• **DATA LINES**:
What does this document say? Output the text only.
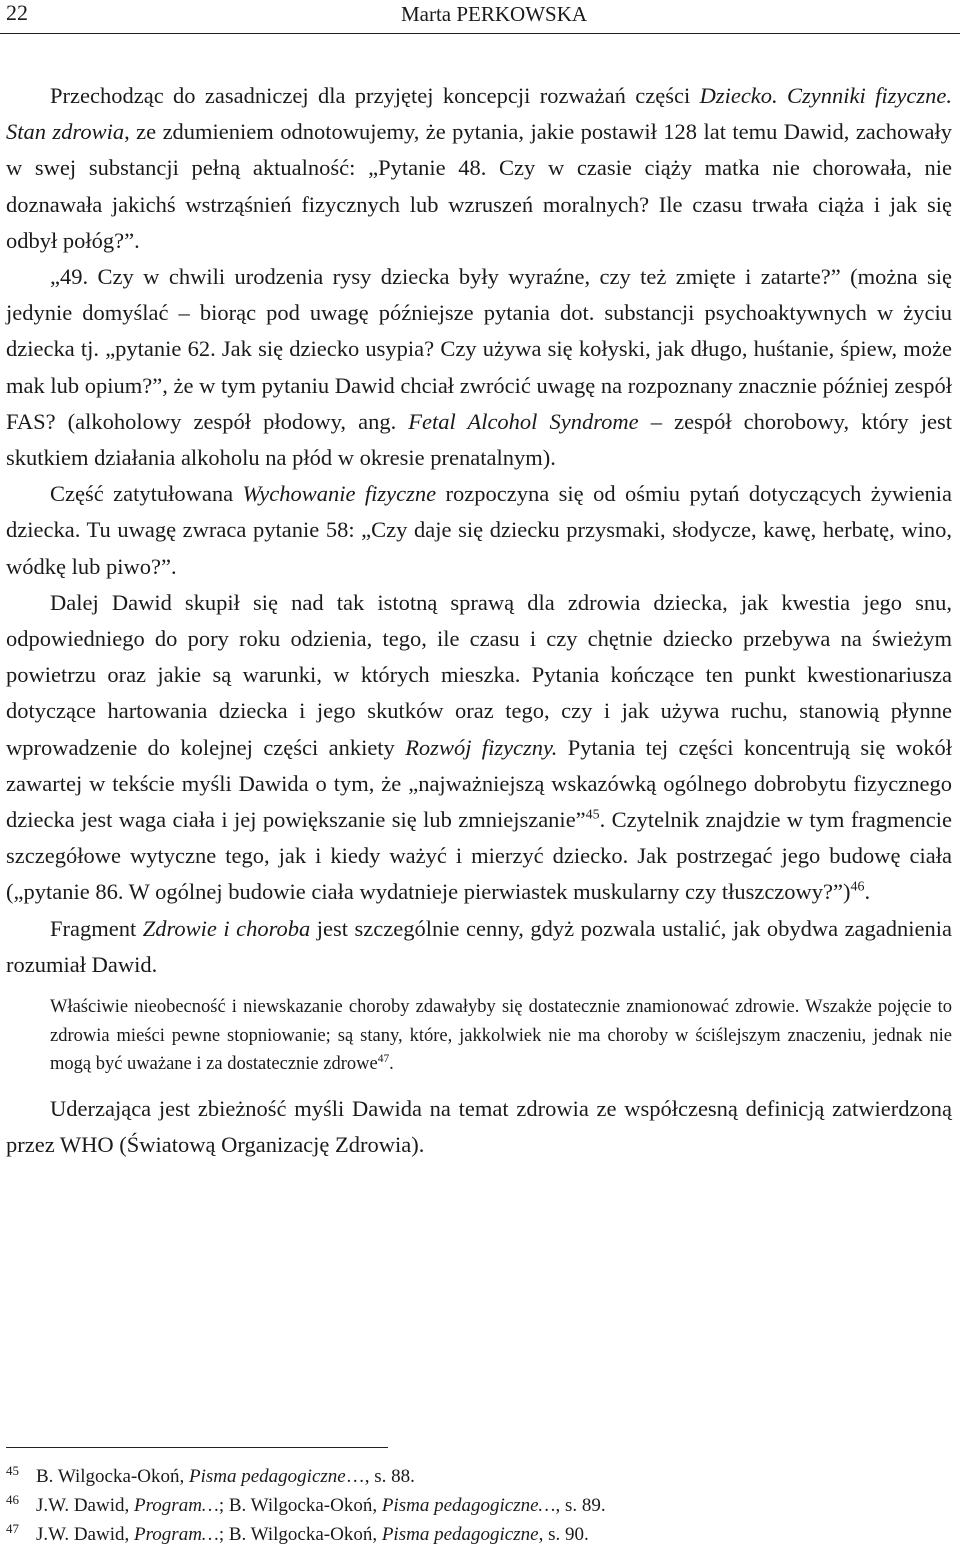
22	Marta PERKOWSKA

Przechodząc do zasadniczej dla przyjętej koncepcji rozważań części Dziecko. Czynniki fizyczne. Stan zdrowia, ze zdumieniem odnotowujemy, że pytania, jakie postawił 128 lat temu Dawid, zachowały w swej substancji pełną aktualność: „Pytanie 48. Czy w czasie ciąży matka nie chorowała, nie doznawała jakichś wstrząśnień fizycznych lub wzruszeń moralnych? Ile czasu trwała ciąża i jak się odbył połóg?”.

„49. Czy w chwili urodzenia rysy dziecka były wyraźne, czy też zmięte i zatarte?” (można się jedynie domyślać – biorąc pod uwagę późniejsze pytania dot. substancji psychoaktywnych w życiu dziecka tj. „pytanie 62. Jak się dziecko usypia? Czy używa się kołyski, jak długo, huśtanie, śpiew, może mak lub opium?”, że w tym pytaniu Dawid chciał zwrócić uwagę na rozpoznany znacznie później zespół FAS? (alkoholowy zespół płodowy, ang. Fetal Alcohol Syndrome – zespół chorobowy, który jest skutkiem działania alkoholu na płód w okresie prenatalnym).

Część zatytułowana Wychowanie fizyczne rozpoczyna się od ośmiu pytań dotyczących żywienia dziecka. Tu uwagę zwraca pytanie 58: „Czy daje się dziecku przysmaki, słodycze, kawę, herbatę, wino, wódkę lub piwo?”.

Dalej Dawid skupił się nad tak istotną sprawą dla zdrowia dziecka, jak kwestia jego snu, odpowiedniego do pory roku odzienia, tego, ile czasu i czy chętnie dziecko przebywa na świeżym powietrzu oraz jakie są warunki, w których mieszka. Pytania kończące ten punkt kwestionariusza dotyczące hartowania dziecka i jego skutków oraz tego, czy i jak używa ruchu, stanowią płynne wprowadzenie do kolejnej części ankiety Rozwój fizyczny. Pytania tej części koncentrują się wokół zawartej w tekście myśli Dawida o tym, że „najważniejszą wskazówką ogólnego dobrobytu fizycznego dziecka jest waga ciała i jej powiększanie się lub zmniejszanie”$^{45}$. Czytelnik znajdzie w tym fragmencie szczegółowe wytyczne tego, jak i kiedy ważyć i mierzyć dziecko. Jak postrzegać jego budowę ciała („pytanie 86. W ogólnej budowie ciała wydatnieje pierwiastek muskularny czy tłuszczowy?”)$^{46}$.

Fragment Zdrowie i choroba jest szczególnie cenny, gdyż pozwala ustalić, jak obydwa zagadnienia rozumiał Dawid.

Właściwie nieobecność i niewskazanie choroby zdawałyby się dostatecznie znamionować zdrowie. Wszakże pojęcie to zdrowia mieści pewne stopniowanie; są stany, które, jakkolwiek nie ma choroby w ściślejszym znaczeniu, jednak nie mogą być uważane i za dostatecznie zdrowe$^{47}$.

Uderzająca jest zbieżność myśli Dawida na temat zdrowia ze współczesną definicją zatwierdzoną przez WHO (Światową Organizację Zdrowia).

45 B. Wilgocka-Okoń, Pisma pedagogiczne…, s. 88.
46 J.W. Dawid, Program…; B. Wilgocka-Okoń, Pisma pedagogiczne…, s. 89.
47 J.W. Dawid, Program…; B. Wilgocka-Okoń, Pisma pedagogiczne, s. 90.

• **EXERCISE TASK**: Leave images out of the retyped records; keep all else exact.

• **ANSWER FOR THE TASK**:
What does this document say? Output the text only.
22	Marta PERKOWSKA

Przechodząc do zasadniczej dla przyjętej koncepcji rozważań części Dziecko. Czynniki fizyczne. Stan zdrowia, ze zdumieniem odnotowujemy, że pytania, jakie postawił 128 lat temu Dawid, zachowały w swej substancji pełną aktualność: „Pytanie 48. Czy w czasie ciąży matka nie chorowała, nie doznawała jakichś wstrząśnień fizycznych lub wzruszeń moralnych? Ile czasu trwała ciąża i jak się odbył połóg?”.

„49. Czy w chwili urodzenia rysy dziecka były wyraźne, czy też zmięte i zatarte?” (można się jedynie domyślać – biorąc pod uwagę późniejsze pytania dot. substancji psychoaktywnych w życiu dziecka tj. „pytanie 62. Jak się dziecko usypia? Czy używa się kołyski, jak długo, huśtanie, śpiew, może mak lub opium?”, że w tym pytaniu Dawid chciał zwrócić uwagę na rozpoznany znacznie później zespół FAS? (alkoholowy zespół płodowy, ang. Fetal Alcohol Syndrome – zespół chorobowy, który jest skutkiem działania alkoholu na płód w okresie prenatalnym).

Część zatytułowana Wychowanie fizyczne rozpoczyna się od ośmiu pytań dotyczących żywienia dziecka. Tu uwagę zwraca pytanie 58: „Czy daje się dziecku przysmaki, słodycze, kawę, herbatę, wino, wódkę lub piwo?”.

Dalej Dawid skupił się nad tak istotną sprawą dla zdrowia dziecka, jak kwestia jego snu, odpowiedniego do pory roku odzienia, tego, ile czasu i czy chętnie dziecko przebywa na świeżym powietrzu oraz jakie są warunki, w których mieszka. Pytania kończące ten punkt kwestionariusza dotyczące hartowania dziecka i jego skutków oraz tego, czy i jak używa ruchu, stanowią płynne wprowadzenie do kolejnej części ankiety Rozwój fizyczny. Pytania tej części koncentrują się wokół zawartej w tekście myśli Dawida o tym, że „najważniejszą wskazówką ogólnego dobrobytu fizycznego dziecka jest waga ciała i jej powiększanie się lub zmniejszanie”$^{45}$. Czytelnik znajdzie w tym fragmencie szczegółowe wytyczne tego, jak i kiedy ważyć i mierzyć dziecko. Jak postrzegać jego budowę ciała („pytanie 86. W ogólnej budowie ciała wydatnieje pierwiastek muskularny czy tłuszczowy?”)$^{46}$.

Fragment Zdrowie i choroba jest szczególnie cenny, gdyż pozwala ustalić, jak obydwa zagadnienia rozumiał Dawid.

Właściwie nieobecność i niewskazanie choroby zdawałyby się dostatecznie znamionować zdrowie. Wszakże pojęcie to zdrowia mieści pewne stopniowanie; są stany, które, jakkolwiek nie ma choroby w ściślejszym znaczeniu, jednak nie mogą być uważane i za dostatecznie zdrowe$^{47}$.

Uderzająca jest zbieżność myśli Dawida na temat zdrowia ze współczesną definicją zatwierdzoną przez WHO (Światową Organizację Zdrowia).

45 B. Wilgocka-Okoń, Pisma pedagogiczne…, s. 88.
46 J.W. Dawid, Program…; B. Wilgocka-Okoń, Pisma pedagogiczne…, s. 89.
47 J.W. Dawid, Program…; B. Wilgocka-Okoń, Pisma pedagogiczne, s. 90.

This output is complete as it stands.